Task inputs →
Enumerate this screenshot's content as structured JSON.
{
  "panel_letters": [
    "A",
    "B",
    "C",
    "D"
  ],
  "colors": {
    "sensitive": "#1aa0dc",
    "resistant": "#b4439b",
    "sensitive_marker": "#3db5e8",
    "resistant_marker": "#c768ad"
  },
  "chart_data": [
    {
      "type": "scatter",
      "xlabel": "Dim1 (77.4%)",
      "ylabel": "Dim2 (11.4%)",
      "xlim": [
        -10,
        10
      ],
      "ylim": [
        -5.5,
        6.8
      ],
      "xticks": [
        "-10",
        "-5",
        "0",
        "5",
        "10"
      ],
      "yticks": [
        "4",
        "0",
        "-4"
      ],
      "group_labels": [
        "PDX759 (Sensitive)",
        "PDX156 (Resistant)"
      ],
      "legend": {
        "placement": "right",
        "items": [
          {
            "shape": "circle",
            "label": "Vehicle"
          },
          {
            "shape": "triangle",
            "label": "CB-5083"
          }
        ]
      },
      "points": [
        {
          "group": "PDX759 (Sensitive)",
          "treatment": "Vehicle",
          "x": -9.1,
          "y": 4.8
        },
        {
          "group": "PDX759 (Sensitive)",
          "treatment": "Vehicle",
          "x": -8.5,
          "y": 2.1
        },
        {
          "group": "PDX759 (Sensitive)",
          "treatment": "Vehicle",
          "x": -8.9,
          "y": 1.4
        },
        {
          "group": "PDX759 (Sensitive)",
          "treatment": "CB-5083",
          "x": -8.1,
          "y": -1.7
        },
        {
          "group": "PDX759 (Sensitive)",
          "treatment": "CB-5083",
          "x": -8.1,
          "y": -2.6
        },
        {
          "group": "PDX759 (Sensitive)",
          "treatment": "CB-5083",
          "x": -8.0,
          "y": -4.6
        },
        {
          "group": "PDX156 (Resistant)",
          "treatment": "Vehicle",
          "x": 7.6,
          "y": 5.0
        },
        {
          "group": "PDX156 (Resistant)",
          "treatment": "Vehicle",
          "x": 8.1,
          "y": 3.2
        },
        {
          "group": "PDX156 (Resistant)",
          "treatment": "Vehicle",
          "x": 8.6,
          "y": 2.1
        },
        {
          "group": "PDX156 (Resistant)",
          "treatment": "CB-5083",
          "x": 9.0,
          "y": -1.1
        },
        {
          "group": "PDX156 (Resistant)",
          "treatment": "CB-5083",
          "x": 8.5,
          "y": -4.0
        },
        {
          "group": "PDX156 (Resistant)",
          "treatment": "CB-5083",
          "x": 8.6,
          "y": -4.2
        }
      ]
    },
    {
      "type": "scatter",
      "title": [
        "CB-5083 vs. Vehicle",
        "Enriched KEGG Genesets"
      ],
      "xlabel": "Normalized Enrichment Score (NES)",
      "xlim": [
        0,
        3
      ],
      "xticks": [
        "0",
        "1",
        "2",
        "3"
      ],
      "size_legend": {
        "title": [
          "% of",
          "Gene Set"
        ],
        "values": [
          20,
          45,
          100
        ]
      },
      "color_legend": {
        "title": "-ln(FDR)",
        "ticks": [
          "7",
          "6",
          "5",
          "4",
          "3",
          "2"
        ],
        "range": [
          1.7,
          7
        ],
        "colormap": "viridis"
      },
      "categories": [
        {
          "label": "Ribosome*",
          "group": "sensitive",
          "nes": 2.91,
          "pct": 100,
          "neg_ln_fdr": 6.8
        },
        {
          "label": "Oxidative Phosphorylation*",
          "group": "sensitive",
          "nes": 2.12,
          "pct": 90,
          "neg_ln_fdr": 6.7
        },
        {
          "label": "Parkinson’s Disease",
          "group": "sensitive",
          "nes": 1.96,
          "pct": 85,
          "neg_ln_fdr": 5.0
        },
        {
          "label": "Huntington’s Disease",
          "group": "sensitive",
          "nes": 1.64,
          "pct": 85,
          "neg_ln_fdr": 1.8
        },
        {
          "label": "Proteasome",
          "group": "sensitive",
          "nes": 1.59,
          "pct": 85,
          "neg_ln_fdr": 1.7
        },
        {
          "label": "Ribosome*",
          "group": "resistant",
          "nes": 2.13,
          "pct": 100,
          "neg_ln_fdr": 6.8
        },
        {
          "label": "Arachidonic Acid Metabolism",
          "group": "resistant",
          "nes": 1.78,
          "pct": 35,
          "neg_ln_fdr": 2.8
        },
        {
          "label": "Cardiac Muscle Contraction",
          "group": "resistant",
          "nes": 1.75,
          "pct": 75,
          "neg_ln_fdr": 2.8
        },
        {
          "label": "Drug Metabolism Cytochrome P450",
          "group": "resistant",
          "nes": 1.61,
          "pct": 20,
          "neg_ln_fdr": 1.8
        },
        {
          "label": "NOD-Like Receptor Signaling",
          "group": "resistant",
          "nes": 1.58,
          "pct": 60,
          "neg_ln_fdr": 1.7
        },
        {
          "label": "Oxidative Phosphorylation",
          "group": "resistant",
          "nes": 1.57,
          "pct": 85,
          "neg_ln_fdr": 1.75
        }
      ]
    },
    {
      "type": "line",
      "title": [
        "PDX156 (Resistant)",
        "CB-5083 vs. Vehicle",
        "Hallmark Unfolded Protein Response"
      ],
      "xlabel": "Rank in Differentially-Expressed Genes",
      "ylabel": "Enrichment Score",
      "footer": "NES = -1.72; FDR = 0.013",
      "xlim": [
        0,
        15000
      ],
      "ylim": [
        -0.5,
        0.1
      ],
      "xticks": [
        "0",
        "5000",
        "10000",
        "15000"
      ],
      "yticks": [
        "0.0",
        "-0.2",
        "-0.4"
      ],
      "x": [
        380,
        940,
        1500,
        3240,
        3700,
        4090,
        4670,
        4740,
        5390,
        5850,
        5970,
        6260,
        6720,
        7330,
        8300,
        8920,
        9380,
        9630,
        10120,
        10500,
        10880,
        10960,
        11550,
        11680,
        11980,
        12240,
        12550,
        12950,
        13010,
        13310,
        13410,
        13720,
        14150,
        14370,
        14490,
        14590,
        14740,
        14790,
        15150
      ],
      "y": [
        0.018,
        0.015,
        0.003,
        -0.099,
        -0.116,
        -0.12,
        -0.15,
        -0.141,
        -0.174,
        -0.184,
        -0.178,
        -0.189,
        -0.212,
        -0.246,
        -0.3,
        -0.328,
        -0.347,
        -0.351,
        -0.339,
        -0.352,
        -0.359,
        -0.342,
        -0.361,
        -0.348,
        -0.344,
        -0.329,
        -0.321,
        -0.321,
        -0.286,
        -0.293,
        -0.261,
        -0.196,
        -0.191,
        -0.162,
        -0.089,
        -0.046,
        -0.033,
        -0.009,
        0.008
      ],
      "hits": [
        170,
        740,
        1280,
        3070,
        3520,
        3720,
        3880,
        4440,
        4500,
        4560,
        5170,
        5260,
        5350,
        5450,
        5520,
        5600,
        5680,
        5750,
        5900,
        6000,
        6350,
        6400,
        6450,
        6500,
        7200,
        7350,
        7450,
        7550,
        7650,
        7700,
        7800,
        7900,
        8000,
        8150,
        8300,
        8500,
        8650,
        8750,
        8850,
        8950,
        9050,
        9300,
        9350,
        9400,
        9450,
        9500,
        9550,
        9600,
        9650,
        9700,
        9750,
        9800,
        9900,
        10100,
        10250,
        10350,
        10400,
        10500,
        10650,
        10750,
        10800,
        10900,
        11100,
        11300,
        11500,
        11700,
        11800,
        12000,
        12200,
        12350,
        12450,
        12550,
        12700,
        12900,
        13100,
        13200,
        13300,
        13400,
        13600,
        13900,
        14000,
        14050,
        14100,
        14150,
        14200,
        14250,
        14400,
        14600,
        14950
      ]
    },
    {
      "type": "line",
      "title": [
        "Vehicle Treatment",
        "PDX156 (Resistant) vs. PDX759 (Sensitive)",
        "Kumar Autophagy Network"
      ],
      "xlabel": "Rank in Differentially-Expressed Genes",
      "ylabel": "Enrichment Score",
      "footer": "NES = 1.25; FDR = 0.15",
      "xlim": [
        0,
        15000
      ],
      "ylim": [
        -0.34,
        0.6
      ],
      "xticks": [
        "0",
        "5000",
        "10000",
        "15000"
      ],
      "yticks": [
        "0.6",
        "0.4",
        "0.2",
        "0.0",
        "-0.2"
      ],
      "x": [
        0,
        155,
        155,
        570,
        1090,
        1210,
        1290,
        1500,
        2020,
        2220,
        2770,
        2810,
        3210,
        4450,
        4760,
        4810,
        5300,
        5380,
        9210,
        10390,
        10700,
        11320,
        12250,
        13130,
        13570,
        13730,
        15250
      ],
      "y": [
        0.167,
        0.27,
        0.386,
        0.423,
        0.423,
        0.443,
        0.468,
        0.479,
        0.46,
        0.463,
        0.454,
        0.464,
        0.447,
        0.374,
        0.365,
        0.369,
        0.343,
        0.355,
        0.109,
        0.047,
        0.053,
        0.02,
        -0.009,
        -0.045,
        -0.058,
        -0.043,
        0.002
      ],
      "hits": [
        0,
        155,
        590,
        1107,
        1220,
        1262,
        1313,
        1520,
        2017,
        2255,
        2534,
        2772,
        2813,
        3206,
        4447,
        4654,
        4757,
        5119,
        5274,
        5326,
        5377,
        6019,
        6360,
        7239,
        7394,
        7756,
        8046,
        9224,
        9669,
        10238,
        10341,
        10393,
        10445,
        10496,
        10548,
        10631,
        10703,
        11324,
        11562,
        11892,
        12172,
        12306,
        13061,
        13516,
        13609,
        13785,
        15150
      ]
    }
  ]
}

Task item → If a line in the entries above has the word "Disease", copy it.

Answer to the problem →
          "label": "Parkinson’s Disease",
          "label": "Huntington’s Disease",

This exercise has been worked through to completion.